TO BE DONE -
Copy each line exactly. Drop every picture.

[Dataset entries]
'''

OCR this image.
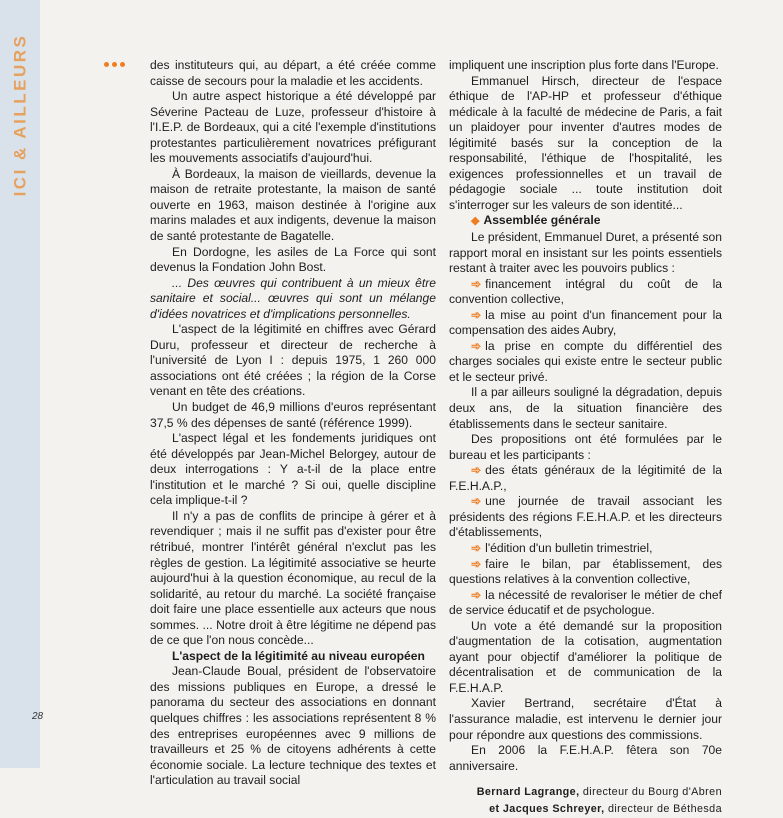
ICI & AILLEURS
28

des instituteurs qui, au départ, a été créée comme caisse de secours pour la maladie et les accidents.

Un autre aspect historique a été développé par Séverine Pacteau de Luze, professeur d'histoire à l'I.E.P. de Bordeaux, qui a cité l'exemple d'institutions protestantes particulièrement novatrices préfigurant les mouvements associatifs d'aujourd'hui.

À Bordeaux, la maison de vieillards, devenue la maison de retraite protestante, la maison de santé ouverte en 1963, maison destinée à l'origine aux marins malades et aux indigents, devenue la maison de santé protestante de Bagatelle.

En Dordogne, les asiles de La Force qui sont devenus la Fondation John Bost.

... Des œuvres qui contribuent à un mieux être sanitaire et social... œuvres qui sont un mélange d'idées novatrices et d'implications personnelles.

L'aspect de la légitimité en chiffres avec Gérard Duru, professeur et directeur de recherche à l'université de Lyon I : depuis 1975, 1 260 000 associations ont été créées ; la région de la Corse venant en tête des créations.

Un budget de 46,9 millions d'euros représentant 37,5 % des dépenses de santé (référence 1999).

L'aspect légal et les fondements juridiques ont été développés par Jean-Michel Belorgey, autour de deux interrogations : Y a-t-il de la place entre l'institution et le marché ? Si oui, quelle discipline cela implique-t-il ?

Il n'y a pas de conflits de principe à gérer et à revendiquer ; mais il ne suffit pas d'exister pour être rétribué, montrer l'intérêt général n'exclut pas les règles de gestion. La légitimité associative se heurte aujourd'hui à la question économique, au recul de la solidarité, au retour du marché. La société française doit faire une place essentielle aux acteurs que nous sommes. ... Notre droit à être légitime ne dépend pas de ce que l'on nous concède...

L'aspect de la légitimité au niveau européen

Jean-Claude Boual, président de l'observatoire des missions publiques en Europe, a dressé le panorama du secteur des associations en donnant quelques chiffres : les associations représentent 8 % des entreprises européennes avec 9 millions de travailleurs et 25 % de citoyens adhérents à cette économie sociale. La lecture technique des textes et l'articulation au travail social

impliquent une inscription plus forte dans l'Europe.

Emmanuel Hirsch, directeur de l'espace éthique de l'AP-HP et professeur d'éthique médicale à la faculté de médecine de Paris, a fait un plaidoyer pour inventer d'autres modes de légitimité basés sur la conception de la responsabilité, l'éthique de l'hospitalité, les exigences professionnelles et un travail de pédagogie sociale ... toute institution doit s'interroger sur les valeurs de son identité...

◆ Assemblée générale

Le président, Emmanuel Duret, a présenté son rapport moral en insistant sur les points essentiels restant à traiter avec les pouvoirs publics :

➾ financement intégral du coût de la convention collective,

➾ la mise au point d'un financement pour la compensation des aides Aubry,

➾ la prise en compte du différentiel des charges sociales qui existe entre le secteur public et le secteur privé.

Il a par ailleurs souligné la dégradation, depuis deux ans, de la situation financière des établissements dans le secteur sanitaire.

Des propositions ont été formulées par le bureau et les participants :

➾ des états généraux de la légitimité de la F.E.H.A.P.,

➾ une journée de travail associant les présidents des régions F.E.H.A.P. et les directeurs d'établissements,

➾ l'édition d'un bulletin trimestriel,

➾ faire le bilan, par établissement, des questions relatives à la convention collective,

➾ la nécessité de revaloriser le métier de chef de service éducatif et de psychologue.

Un vote a été demandé sur la proposition d'augmentation de la cotisation, augmentation ayant pour objectif d'améliorer la politique de décentralisation et de communication de la F.E.H.A.P.

Xavier Bertrand, secrétaire d'État à l'assurance maladie, est intervenu le dernier jour pour répondre aux questions des commissions.

En 2006 la F.E.H.A.P. fêtera son 70e anniversaire.

Bernard Lagrange, directeur du Bourg d'Abren
et Jacques Schreyer, directeur de Béthesda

'''

TASK RESULT -
OCR this image.
ICI & AILLEURS
28

des instituteurs qui, au départ, a été créée comme caisse de secours pour la maladie et les accidents.

Un autre aspect historique a été développé par Séverine Pacteau de Luze, professeur d'histoire à l'I.E.P. de Bordeaux, qui a cité l'exemple d'institutions protestantes particulièrement novatrices préfigurant les mouvements associatifs d'aujourd'hui.

À Bordeaux, la maison de vieillards, devenue la maison de retraite protestante, la maison de santé ouverte en 1963, maison destinée à l'origine aux marins malades et aux indigents, devenue la maison de santé protestante de Bagatelle.

En Dordogne, les asiles de La Force qui sont devenus la Fondation John Bost.

... Des œuvres qui contribuent à un mieux être sanitaire et social... œuvres qui sont un mélange d'idées novatrices et d'implications personnelles.

L'aspect de la légitimité en chiffres avec Gérard Duru, professeur et directeur de recherche à l'université de Lyon I : depuis 1975, 1 260 000 associations ont été créées ; la région de la Corse venant en tête des créations.

Un budget de 46,9 millions d'euros représentant 37,5 % des dépenses de santé (référence 1999).

L'aspect légal et les fondements juridiques ont été développés par Jean-Michel Belorgey, autour de deux interrogations : Y a-t-il de la place entre l'institution et le marché ? Si oui, quelle discipline cela implique-t-il ?

Il n'y a pas de conflits de principe à gérer et à revendiquer ; mais il ne suffit pas d'exister pour être rétribué, montrer l'intérêt général n'exclut pas les règles de gestion. La légitimité associative se heurte aujourd'hui à la question économique, au recul de la solidarité, au retour du marché. La société française doit faire une place essentielle aux acteurs que nous sommes. ... Notre droit à être légitime ne dépend pas de ce que l'on nous concède...

L'aspect de la légitimité au niveau européen

Jean-Claude Boual, président de l'observatoire des missions publiques en Europe, a dressé le panorama du secteur des associations en donnant quelques chiffres : les associations représentent 8 % des entreprises européennes avec 9 millions de travailleurs et 25 % de citoyens adhérents à cette économie sociale. La lecture technique des textes et l'articulation au travail social

impliquent une inscription plus forte dans l'Europe.

Emmanuel Hirsch, directeur de l'espace éthique de l'AP-HP et professeur d'éthique médicale à la faculté de médecine de Paris, a fait un plaidoyer pour inventer d'autres modes de légitimité basés sur la conception de la responsabilité, l'éthique de l'hospitalité, les exigences professionnelles et un travail de pédagogie sociale ... toute institution doit s'interroger sur les valeurs de son identité...

◆ Assemblée générale

Le président, Emmanuel Duret, a présenté son rapport moral en insistant sur les points essentiels restant à traiter avec les pouvoirs publics :

➾ financement intégral du coût de la convention collective,

➾ la mise au point d'un financement pour la compensation des aides Aubry,

➾ la prise en compte du différentiel des charges sociales qui existe entre le secteur public et le secteur privé.

Il a par ailleurs souligné la dégradation, depuis deux ans, de la situation financière des établissements dans le secteur sanitaire.

Des propositions ont été formulées par le bureau et les participants :

➾ des états généraux de la légitimité de la F.E.H.A.P.,

➾ une journée de travail associant les présidents des régions F.E.H.A.P. et les directeurs d'établissements,

➾ l'édition d'un bulletin trimestriel,

➾ faire le bilan, par établissement, des questions relatives à la convention collective,

➾ la nécessité de revaloriser le métier de chef de service éducatif et de psychologue.

Un vote a été demandé sur la proposition d'augmentation de la cotisation, augmentation ayant pour objectif d'améliorer la politique de décentralisation et de communication de la F.E.H.A.P.

Xavier Bertrand, secrétaire d'État à l'assurance maladie, est intervenu le dernier jour pour répondre aux questions des commissions.

En 2006 la F.E.H.A.P. fêtera son 70e anniversaire.

Bernard Lagrange, directeur du Bourg d'Abren
et Jacques Schreyer, directeur de Béthesda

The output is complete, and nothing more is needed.